(Rows from a figure dataset)
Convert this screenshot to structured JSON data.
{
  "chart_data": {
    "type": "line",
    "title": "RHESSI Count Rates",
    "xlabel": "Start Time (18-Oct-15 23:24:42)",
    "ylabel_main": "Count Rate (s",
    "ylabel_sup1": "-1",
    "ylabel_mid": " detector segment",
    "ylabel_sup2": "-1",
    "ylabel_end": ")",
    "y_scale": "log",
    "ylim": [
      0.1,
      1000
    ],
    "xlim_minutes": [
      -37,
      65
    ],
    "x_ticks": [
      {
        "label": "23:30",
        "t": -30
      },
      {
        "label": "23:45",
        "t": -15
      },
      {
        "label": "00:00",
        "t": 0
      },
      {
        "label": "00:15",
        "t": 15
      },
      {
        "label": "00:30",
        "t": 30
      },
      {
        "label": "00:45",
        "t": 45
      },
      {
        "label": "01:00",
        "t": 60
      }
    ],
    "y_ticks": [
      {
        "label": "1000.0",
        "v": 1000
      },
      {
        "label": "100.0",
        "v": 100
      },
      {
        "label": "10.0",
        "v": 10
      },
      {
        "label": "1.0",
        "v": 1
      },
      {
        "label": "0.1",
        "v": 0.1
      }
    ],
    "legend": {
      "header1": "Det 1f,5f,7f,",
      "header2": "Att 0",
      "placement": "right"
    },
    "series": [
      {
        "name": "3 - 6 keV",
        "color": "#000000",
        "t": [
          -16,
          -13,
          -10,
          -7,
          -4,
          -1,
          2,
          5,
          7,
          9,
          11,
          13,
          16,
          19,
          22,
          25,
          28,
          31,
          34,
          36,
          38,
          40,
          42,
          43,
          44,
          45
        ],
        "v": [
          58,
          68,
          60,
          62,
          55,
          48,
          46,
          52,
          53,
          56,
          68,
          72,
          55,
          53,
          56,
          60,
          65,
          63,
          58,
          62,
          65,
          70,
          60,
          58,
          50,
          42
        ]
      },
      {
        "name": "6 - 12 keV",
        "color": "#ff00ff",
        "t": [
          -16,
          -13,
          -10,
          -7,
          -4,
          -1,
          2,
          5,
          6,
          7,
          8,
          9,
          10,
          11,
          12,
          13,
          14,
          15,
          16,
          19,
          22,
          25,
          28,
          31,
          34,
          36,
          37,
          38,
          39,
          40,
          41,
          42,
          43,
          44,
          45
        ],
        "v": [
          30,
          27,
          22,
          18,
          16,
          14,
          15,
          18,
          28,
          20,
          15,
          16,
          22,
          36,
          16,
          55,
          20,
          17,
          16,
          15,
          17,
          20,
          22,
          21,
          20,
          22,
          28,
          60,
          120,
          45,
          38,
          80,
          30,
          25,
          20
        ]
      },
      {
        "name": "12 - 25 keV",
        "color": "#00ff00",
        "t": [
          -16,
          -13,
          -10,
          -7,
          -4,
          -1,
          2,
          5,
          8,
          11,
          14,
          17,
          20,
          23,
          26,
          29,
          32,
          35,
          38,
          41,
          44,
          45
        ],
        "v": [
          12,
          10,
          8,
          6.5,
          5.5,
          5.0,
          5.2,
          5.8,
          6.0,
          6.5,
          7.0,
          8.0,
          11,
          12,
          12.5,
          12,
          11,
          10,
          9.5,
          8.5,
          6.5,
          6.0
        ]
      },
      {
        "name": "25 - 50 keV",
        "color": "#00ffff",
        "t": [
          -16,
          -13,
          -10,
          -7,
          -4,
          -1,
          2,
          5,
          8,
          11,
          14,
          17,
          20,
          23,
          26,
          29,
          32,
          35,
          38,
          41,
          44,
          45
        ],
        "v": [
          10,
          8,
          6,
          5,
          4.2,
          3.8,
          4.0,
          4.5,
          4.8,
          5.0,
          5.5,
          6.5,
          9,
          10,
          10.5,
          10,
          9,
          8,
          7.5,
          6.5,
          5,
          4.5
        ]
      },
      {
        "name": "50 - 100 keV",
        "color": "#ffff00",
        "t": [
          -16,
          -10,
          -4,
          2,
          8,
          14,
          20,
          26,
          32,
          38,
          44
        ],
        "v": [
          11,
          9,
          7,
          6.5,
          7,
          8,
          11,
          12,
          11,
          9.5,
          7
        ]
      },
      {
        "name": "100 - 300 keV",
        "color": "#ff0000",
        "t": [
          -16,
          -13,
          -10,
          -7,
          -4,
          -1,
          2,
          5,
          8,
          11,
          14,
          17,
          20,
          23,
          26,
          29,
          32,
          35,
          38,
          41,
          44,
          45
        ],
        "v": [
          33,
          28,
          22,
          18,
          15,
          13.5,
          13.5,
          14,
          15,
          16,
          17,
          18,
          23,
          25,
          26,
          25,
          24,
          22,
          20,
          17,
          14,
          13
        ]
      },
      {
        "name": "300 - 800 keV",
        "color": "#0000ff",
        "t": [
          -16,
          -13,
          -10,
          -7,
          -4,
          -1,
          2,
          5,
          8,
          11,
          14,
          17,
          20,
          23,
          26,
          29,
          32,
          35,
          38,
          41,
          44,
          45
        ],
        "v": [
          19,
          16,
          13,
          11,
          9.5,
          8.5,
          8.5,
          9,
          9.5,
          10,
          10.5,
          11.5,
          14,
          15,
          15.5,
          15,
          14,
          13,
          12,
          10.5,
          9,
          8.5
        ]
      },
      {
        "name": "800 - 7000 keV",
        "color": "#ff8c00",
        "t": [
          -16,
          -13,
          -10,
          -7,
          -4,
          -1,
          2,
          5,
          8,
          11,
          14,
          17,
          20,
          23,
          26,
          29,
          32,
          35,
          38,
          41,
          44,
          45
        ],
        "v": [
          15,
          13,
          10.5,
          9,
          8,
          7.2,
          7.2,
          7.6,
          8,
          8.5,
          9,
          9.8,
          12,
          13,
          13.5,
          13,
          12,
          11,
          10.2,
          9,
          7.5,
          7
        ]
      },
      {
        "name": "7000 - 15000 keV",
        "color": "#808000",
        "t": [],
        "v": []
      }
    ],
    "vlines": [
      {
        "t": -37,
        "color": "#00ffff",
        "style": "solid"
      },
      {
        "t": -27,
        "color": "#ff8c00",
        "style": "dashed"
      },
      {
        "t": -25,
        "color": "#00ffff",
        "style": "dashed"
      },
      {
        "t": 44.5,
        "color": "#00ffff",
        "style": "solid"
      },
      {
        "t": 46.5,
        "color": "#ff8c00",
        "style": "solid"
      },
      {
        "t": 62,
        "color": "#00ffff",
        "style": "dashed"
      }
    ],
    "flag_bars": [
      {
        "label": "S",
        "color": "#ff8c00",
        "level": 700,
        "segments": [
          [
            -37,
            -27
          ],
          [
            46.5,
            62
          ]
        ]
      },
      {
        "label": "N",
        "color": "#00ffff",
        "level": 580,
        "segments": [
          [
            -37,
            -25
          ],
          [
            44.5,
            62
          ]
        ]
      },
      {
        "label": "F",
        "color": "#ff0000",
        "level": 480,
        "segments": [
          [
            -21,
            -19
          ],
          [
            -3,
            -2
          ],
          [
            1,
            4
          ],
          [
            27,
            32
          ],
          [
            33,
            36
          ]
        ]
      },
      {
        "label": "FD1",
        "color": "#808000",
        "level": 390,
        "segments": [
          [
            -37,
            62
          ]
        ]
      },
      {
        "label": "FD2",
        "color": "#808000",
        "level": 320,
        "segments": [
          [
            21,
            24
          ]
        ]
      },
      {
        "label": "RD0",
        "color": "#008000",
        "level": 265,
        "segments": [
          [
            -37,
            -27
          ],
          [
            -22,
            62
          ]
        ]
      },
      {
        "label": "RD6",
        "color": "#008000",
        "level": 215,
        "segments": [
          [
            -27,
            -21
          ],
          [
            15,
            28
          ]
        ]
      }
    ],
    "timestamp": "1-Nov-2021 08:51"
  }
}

> [SET TASK] Return every line from the records above that holds the word "name".

> [WRITTEN SOLUTION]
        "name": "3 - 6 keV",
        "name": "6 - 12 keV",
        "name": "12 - 25 keV",
        "name": "25 - 50 keV",
        "name": "50 - 100 keV",
        "name": "100 - 300 keV",
        "name": "300 - 800 keV",
        "name": "800 - 7000 keV",
        "name": "7000 - 15000 keV",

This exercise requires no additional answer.